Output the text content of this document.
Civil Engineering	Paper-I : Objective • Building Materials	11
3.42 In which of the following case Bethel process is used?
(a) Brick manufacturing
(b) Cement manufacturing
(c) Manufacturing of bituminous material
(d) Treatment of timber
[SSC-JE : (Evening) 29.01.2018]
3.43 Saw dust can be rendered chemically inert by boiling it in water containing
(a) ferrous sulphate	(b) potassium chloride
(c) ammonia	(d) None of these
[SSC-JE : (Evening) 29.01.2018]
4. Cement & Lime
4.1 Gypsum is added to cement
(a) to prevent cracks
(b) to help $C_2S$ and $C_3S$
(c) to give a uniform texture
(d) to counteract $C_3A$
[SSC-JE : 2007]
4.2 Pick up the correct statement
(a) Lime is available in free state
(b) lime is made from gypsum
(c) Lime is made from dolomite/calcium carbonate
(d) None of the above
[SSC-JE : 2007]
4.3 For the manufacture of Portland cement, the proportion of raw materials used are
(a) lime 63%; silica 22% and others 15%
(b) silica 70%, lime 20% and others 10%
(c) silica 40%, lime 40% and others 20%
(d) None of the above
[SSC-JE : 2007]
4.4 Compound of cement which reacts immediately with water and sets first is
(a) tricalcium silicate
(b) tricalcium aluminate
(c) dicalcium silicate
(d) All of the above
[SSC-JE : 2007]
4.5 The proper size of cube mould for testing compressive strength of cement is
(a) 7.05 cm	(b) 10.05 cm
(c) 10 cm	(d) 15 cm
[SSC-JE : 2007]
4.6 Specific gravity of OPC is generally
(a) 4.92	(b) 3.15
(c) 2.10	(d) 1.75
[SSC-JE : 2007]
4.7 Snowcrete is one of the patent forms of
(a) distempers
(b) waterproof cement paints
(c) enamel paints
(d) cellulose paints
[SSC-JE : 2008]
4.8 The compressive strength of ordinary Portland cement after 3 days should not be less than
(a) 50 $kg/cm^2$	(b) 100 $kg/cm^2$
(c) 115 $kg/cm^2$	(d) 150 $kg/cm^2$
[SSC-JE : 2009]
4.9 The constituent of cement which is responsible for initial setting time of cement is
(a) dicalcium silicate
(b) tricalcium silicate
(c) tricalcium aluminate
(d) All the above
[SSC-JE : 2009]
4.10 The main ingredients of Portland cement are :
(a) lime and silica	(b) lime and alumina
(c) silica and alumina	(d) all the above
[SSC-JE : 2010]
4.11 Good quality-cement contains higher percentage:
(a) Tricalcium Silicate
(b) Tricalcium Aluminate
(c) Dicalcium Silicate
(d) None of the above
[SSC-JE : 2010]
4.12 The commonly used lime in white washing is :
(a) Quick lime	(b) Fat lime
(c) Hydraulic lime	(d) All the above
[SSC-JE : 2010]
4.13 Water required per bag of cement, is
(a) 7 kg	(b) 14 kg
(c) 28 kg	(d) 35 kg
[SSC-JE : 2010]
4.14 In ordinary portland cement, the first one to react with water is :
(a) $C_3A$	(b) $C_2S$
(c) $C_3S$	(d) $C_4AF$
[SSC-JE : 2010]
-=-=-
— AIM OF THE EXERCISE —
Repeat every entry word for word.

— FULL ANSWER —
Output the text content of this document.
Civil Engineering	Paper-I : Objective • Building Materials	11
3.42 In which of the following case Bethel process is used?
(a) Brick manufacturing
(b) Cement manufacturing
(c) Manufacturing of bituminous material
(d) Treatment of timber
[SSC-JE : (Evening) 29.01.2018]
3.43 Saw dust can be rendered chemically inert by boiling it in water containing
(a) ferrous sulphate	(b) potassium chloride
(c) ammonia	(d) None of these
[SSC-JE : (Evening) 29.01.2018]
4. Cement & Lime
4.1 Gypsum is added to cement
(a) to prevent cracks
(b) to help $C_2S$ and $C_3S$
(c) to give a uniform texture
(d) to counteract $C_3A$
[SSC-JE : 2007]
4.2 Pick up the correct statement
(a) Lime is available in free state
(b) lime is made from gypsum
(c) Lime is made from dolomite/calcium carbonate
(d) None of the above
[SSC-JE : 2007]
4.3 For the manufacture of Portland cement, the proportion of raw materials used are
(a) lime 63%; silica 22% and others 15%
(b) silica 70%, lime 20% and others 10%
(c) silica 40%, lime 40% and others 20%
(d) None of the above
[SSC-JE : 2007]
4.4 Compound of cement which reacts immediately with water and sets first is
(a) tricalcium silicate
(b) tricalcium aluminate
(c) dicalcium silicate
(d) All of the above
[SSC-JE : 2007]
4.5 The proper size of cube mould for testing compressive strength of cement is
(a) 7.05 cm	(b) 10.05 cm
(c) 10 cm	(d) 15 cm
[SSC-JE : 2007]
4.6 Specific gravity of OPC is generally
(a) 4.92	(b) 3.15
(c) 2.10	(d) 1.75
[SSC-JE : 2007]
4.7 Snowcrete is one of the patent forms of
(a) distempers
(b) waterproof cement paints
(c) enamel paints
(d) cellulose paints
[SSC-JE : 2008]
4.8 The compressive strength of ordinary Portland cement after 3 days should not be less than
(a) 50 $kg/cm^2$	(b) 100 $kg/cm^2$
(c) 115 $kg/cm^2$	(d) 150 $kg/cm^2$
[SSC-JE : 2009]
4.9 The constituent of cement which is responsible for initial setting time of cement is
(a) dicalcium silicate
(b) tricalcium silicate
(c) tricalcium aluminate
(d) All the above
[SSC-JE : 2009]
4.10 The main ingredients of Portland cement are :
(a) lime and silica	(b) lime and alumina
(c) silica and alumina	(d) all the above
[SSC-JE : 2010]
4.11 Good quality-cement contains higher percentage:
(a) Tricalcium Silicate
(b) Tricalcium Aluminate
(c) Dicalcium Silicate
(d) None of the above
[SSC-JE : 2010]
4.12 The commonly used lime in white washing is :
(a) Quick lime	(b) Fat lime
(c) Hydraulic lime	(d) All the above
[SSC-JE : 2010]
4.13 Water required per bag of cement, is
(a) 7 kg	(b) 14 kg
(c) 28 kg	(d) 35 kg
[SSC-JE : 2010]
4.14 In ordinary portland cement, the first one to react with water is :
(a) $C_3A$	(b) $C_2S$
(c) $C_3S$	(d) $C_4AF$
[SSC-JE : 2010]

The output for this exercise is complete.